» **WHAT IS NEEDED**:
Reproduce each line of the items below verbatim, omitting the pictures.
[START EXERCISE MATERIALS]
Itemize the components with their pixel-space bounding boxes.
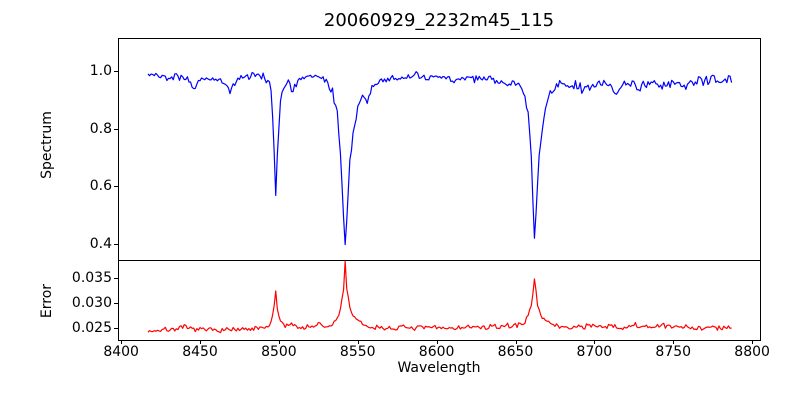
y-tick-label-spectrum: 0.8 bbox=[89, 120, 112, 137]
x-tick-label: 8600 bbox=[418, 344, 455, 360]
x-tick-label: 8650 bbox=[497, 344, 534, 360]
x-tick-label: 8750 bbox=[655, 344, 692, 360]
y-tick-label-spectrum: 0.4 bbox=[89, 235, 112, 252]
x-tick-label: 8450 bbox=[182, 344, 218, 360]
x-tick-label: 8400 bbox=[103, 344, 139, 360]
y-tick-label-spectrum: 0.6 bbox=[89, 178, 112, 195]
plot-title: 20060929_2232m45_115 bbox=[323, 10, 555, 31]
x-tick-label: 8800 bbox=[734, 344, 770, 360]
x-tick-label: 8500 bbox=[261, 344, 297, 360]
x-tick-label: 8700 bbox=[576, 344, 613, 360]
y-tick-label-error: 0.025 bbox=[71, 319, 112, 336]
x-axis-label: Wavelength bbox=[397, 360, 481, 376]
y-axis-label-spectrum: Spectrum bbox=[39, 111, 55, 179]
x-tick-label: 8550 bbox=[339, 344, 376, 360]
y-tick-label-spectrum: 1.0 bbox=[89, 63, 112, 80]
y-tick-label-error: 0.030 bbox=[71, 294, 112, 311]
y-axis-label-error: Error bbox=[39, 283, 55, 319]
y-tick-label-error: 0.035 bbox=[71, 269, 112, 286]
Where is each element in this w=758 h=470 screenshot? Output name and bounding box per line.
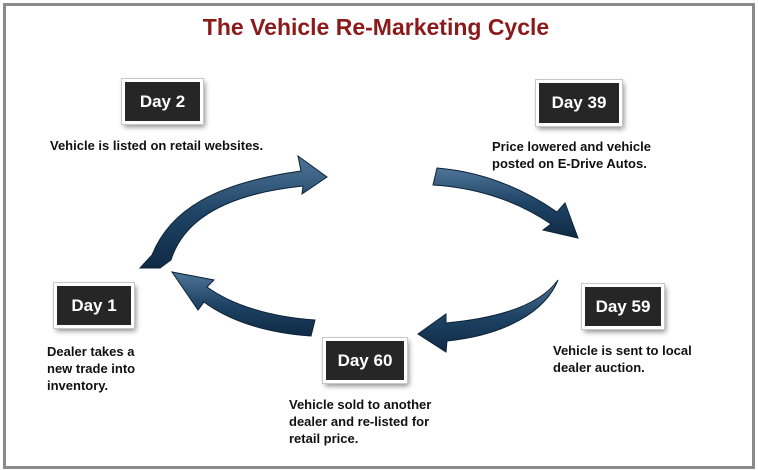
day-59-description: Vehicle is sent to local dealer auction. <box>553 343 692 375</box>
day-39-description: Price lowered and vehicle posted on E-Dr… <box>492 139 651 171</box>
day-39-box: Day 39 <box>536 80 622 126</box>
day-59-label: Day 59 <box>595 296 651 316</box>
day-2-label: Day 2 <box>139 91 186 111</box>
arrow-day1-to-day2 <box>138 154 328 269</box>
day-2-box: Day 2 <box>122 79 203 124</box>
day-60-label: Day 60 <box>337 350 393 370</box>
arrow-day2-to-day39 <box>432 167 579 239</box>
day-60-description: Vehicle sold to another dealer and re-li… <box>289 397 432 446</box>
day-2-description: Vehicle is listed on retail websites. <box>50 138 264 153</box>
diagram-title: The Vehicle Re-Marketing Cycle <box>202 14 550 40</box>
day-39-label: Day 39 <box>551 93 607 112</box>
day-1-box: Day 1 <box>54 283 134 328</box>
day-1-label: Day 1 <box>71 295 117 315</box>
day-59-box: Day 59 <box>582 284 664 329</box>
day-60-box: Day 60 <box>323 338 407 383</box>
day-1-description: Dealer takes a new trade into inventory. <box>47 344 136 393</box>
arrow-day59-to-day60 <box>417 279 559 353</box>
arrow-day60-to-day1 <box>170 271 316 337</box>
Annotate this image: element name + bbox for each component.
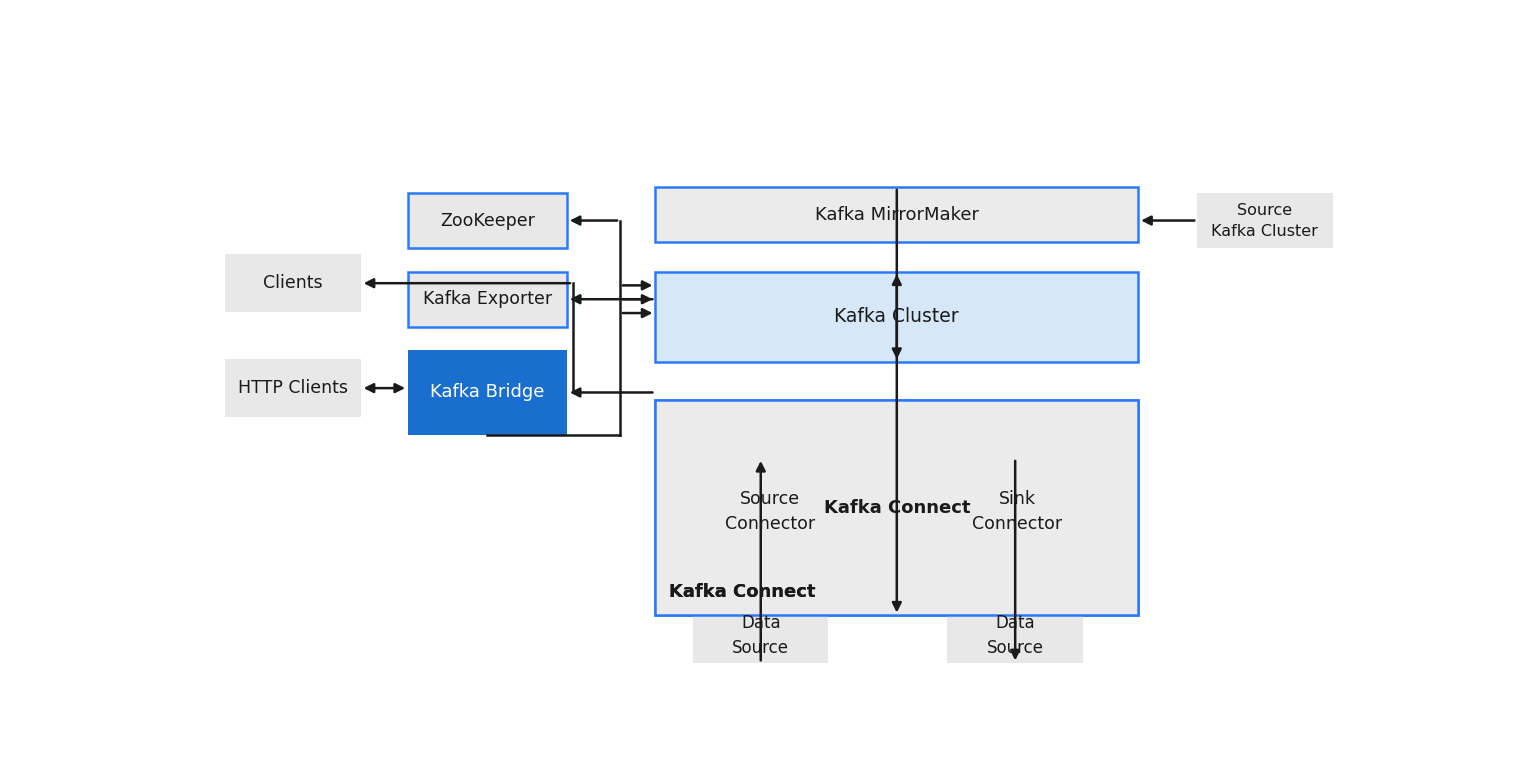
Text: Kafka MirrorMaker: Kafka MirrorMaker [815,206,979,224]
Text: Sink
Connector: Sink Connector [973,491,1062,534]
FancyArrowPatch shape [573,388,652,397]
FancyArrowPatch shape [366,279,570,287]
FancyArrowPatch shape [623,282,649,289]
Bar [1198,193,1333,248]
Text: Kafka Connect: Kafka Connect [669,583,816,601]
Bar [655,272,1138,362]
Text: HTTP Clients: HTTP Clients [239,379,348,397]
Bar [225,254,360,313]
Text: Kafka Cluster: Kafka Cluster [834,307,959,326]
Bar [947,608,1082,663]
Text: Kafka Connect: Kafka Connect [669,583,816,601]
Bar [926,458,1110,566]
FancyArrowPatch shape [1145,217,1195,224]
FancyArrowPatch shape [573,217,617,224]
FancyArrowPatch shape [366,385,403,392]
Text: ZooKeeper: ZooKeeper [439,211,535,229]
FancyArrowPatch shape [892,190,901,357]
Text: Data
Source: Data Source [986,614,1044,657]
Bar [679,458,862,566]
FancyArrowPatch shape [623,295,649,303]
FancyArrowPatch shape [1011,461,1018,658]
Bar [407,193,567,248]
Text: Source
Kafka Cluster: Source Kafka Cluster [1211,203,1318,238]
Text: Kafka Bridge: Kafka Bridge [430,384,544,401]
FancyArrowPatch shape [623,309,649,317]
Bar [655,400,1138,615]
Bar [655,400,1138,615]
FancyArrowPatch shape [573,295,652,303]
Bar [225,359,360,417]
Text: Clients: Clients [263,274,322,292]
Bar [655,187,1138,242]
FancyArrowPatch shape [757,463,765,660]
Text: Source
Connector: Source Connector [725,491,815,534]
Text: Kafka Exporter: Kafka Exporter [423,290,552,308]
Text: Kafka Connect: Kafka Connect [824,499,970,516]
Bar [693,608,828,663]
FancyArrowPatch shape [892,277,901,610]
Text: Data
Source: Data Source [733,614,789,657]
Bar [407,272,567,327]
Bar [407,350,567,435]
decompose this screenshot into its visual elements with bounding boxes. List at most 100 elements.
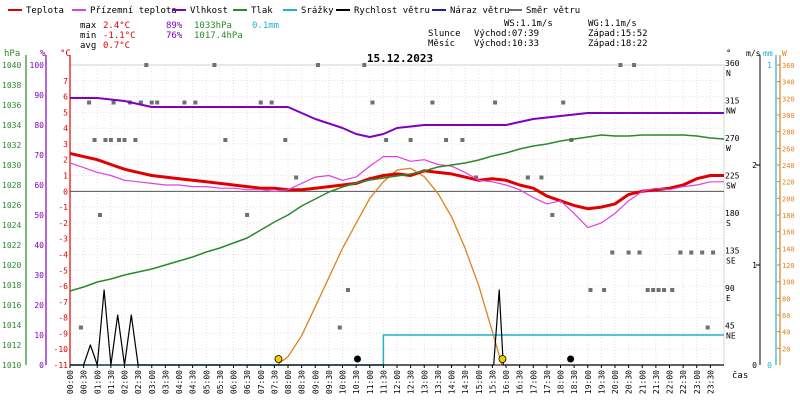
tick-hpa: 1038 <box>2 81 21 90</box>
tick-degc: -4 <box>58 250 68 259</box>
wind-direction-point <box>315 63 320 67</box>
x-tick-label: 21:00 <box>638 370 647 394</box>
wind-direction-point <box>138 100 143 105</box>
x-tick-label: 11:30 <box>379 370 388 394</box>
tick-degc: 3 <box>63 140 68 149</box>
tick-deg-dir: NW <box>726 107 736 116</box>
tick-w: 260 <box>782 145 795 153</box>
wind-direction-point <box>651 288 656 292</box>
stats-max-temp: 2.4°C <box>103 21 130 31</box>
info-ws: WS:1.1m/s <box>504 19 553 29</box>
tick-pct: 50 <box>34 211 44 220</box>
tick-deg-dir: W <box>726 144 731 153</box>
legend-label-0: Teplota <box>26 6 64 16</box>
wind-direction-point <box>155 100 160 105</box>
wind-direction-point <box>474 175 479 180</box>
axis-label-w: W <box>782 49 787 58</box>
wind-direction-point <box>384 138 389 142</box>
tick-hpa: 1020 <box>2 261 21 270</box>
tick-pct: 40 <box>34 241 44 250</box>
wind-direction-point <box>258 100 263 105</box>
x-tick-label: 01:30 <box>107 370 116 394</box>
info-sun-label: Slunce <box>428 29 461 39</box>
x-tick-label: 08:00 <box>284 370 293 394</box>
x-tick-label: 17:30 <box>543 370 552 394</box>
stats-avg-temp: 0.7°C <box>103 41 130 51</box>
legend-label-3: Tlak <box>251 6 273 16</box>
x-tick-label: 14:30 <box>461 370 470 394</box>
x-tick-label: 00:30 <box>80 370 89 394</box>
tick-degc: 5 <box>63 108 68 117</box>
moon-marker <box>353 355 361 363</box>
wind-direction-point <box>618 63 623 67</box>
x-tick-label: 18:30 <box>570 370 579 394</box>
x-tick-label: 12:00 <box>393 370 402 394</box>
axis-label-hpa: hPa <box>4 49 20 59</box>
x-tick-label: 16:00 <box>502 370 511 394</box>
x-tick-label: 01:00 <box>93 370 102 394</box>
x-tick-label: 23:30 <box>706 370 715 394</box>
[END EXERCISE MATERIALS]
» **ANSWER**:
Itemize the components with their pixel-space bounding boxes.
y-tick-label-spectrum: 0.8 bbox=[89, 120, 112, 137]
x-tick-label: 8600 bbox=[418, 344, 455, 360]
x-tick-label: 8650 bbox=[497, 344, 534, 360]
x-tick-label: 8750 bbox=[655, 344, 692, 360]
y-tick-label-spectrum: 0.4 bbox=[89, 235, 112, 252]
x-tick-label: 8450 bbox=[182, 344, 218, 360]
x-tick-label: 8400 bbox=[103, 344, 139, 360]
y-tick-label-spectrum: 0.6 bbox=[89, 178, 112, 195]
plot-title: 20060929_2232m45_115 bbox=[323, 10, 555, 31]
x-tick-label: 8800 bbox=[734, 344, 770, 360]
x-tick-label: 8500 bbox=[261, 344, 297, 360]
x-tick-label: 8700 bbox=[576, 344, 613, 360]
y-tick-label-error: 0.025 bbox=[71, 319, 112, 336]
x-axis-label: Wavelength bbox=[397, 360, 481, 376]
y-axis-label-spectrum: Spectrum bbox=[39, 111, 55, 179]
x-tick-label: 8550 bbox=[339, 344, 376, 360]
y-tick-label-spectrum: 1.0 bbox=[89, 63, 112, 80]
y-tick-label-error: 0.030 bbox=[71, 294, 112, 311]
y-axis-label-error: Error bbox=[39, 283, 55, 319]
y-tick-label-error: 0.035 bbox=[71, 269, 112, 286]
Where is each element in this w=758 h=470 screenshot? Output name and bounding box per line.
day-59-description: Vehicle is sent to local dealer auction. <box>553 343 692 375</box>
day-39-description: Price lowered and vehicle posted on E-Dr… <box>492 139 651 171</box>
day-39-box: Day 39 <box>536 80 622 126</box>
day-59-label: Day 59 <box>595 296 651 316</box>
day-2-label: Day 2 <box>139 91 186 111</box>
arrow-day1-to-day2 <box>138 154 328 269</box>
day-2-box: Day 2 <box>122 79 203 124</box>
day-60-label: Day 60 <box>337 350 393 370</box>
arrow-day2-to-day39 <box>432 167 579 239</box>
day-60-description: Vehicle sold to another dealer and re-li… <box>289 397 432 446</box>
day-2-description: Vehicle is listed on retail websites. <box>50 138 264 153</box>
diagram-title: The Vehicle Re-Marketing Cycle <box>202 14 550 40</box>
day-39-label: Day 39 <box>551 93 607 112</box>
day-1-box: Day 1 <box>54 283 134 328</box>
day-1-label: Day 1 <box>71 295 117 315</box>
day-59-box: Day 59 <box>582 284 664 329</box>
day-60-box: Day 60 <box>323 338 407 383</box>
day-1-description: Dealer takes a new trade into inventory. <box>47 344 136 393</box>
arrow-day59-to-day60 <box>417 279 559 353</box>
arrow-day60-to-day1 <box>170 271 316 337</box>
Annotate this image: element name + bbox for each component.
Text: Kafka MirrorMaker: Kafka MirrorMaker [815,206,979,224]
Text: Sink
Connector: Sink Connector [973,491,1062,534]
FancyArrowPatch shape [573,388,652,397]
FancyArrowPatch shape [366,279,570,287]
FancyArrowPatch shape [623,282,649,289]
Bar [1198,193,1333,248]
Text: Kafka Connect: Kafka Connect [669,583,816,601]
Bar [655,272,1138,362]
Text: HTTP Clients: HTTP Clients [239,379,348,397]
Bar [225,254,360,313]
Text: Kafka Cluster: Kafka Cluster [834,307,959,326]
Bar [947,608,1082,663]
Text: Kafka Connect: Kafka Connect [669,583,816,601]
Bar [926,458,1110,566]
FancyArrowPatch shape [1145,217,1195,224]
FancyArrowPatch shape [573,217,617,224]
FancyArrowPatch shape [366,385,403,392]
Text: ZooKeeper: ZooKeeper [439,211,535,229]
FancyArrowPatch shape [892,190,901,357]
Text: Data
Source: Data Source [986,614,1044,657]
Bar [679,458,862,566]
FancyArrowPatch shape [623,295,649,303]
FancyArrowPatch shape [1011,461,1018,658]
Bar [407,193,567,248]
Text: Source
Kafka Cluster: Source Kafka Cluster [1211,203,1318,238]
Text: Kafka Bridge: Kafka Bridge [430,384,544,401]
FancyArrowPatch shape [623,309,649,317]
Bar [655,400,1138,615]
Bar [655,400,1138,615]
FancyArrowPatch shape [573,295,652,303]
Bar [225,359,360,417]
Text: Clients: Clients [263,274,322,292]
Bar [655,187,1138,242]
FancyArrowPatch shape [757,463,765,660]
Text: Source
Connector: Source Connector [725,491,815,534]
Text: Kafka Exporter: Kafka Exporter [423,290,552,308]
Text: Kafka Connect: Kafka Connect [824,499,970,516]
Bar [693,608,828,663]
FancyArrowPatch shape [892,277,901,610]
Text: Data
Source: Data Source [733,614,789,657]
Bar [407,272,567,327]
Bar [407,350,567,435]
decompose this screenshot into its visual elements with bounding boxes. List at most 100 elements.
tick-hpa: 1038 <box>2 81 21 90</box>
tick-degc: -4 <box>58 250 68 259</box>
wind-direction-point <box>315 63 320 67</box>
x-tick-label: 21:00 <box>638 370 647 394</box>
wind-direction-point <box>138 100 143 105</box>
x-tick-label: 11:30 <box>379 370 388 394</box>
tick-degc: 3 <box>63 140 68 149</box>
tick-deg-dir: NW <box>726 107 736 116</box>
tick-w: 260 <box>782 145 795 153</box>
wind-direction-point <box>651 288 656 292</box>
stats-max-temp: 2.4°C <box>103 21 130 31</box>
info-ws: WS:1.1m/s <box>504 19 553 29</box>
tick-pct: 50 <box>34 211 44 220</box>
tick-deg-dir: W <box>726 144 731 153</box>
legend-label-0: Teplota <box>26 6 64 16</box>
wind-direction-point <box>155 100 160 105</box>
wind-direction-point <box>474 175 479 180</box>
axis-label-w: W <box>782 49 787 58</box>
wind-direction-point <box>384 138 389 142</box>
tick-hpa: 1020 <box>2 261 21 270</box>
tick-pct: 40 <box>34 241 44 250</box>
wind-direction-point <box>258 100 263 105</box>
x-tick-label: 01:30 <box>107 370 116 394</box>
info-sun-label: Slunce <box>428 29 461 39</box>
x-tick-label: 08:00 <box>284 370 293 394</box>
x-tick-label: 17:30 <box>543 370 552 394</box>
stats-avg-temp: 0.7°C <box>103 41 130 51</box>
legend-label-3: Tlak <box>251 6 273 16</box>
x-tick-label: 14:30 <box>461 370 470 394</box>
x-tick-label: 00:30 <box>80 370 89 394</box>
tick-degc: 5 <box>63 108 68 117</box>
moon-marker <box>353 355 361 363</box>
wind-direction-point <box>618 63 623 67</box>
x-tick-label: 18:30 <box>570 370 579 394</box>
x-tick-label: 12:00 <box>393 370 402 394</box>
axis-label-hpa: hPa <box>4 49 20 59</box>
x-tick-label: 16:00 <box>502 370 511 394</box>
x-tick-label: 01:00 <box>93 370 102 394</box>
x-tick-label: 23:30 <box>706 370 715 394</box>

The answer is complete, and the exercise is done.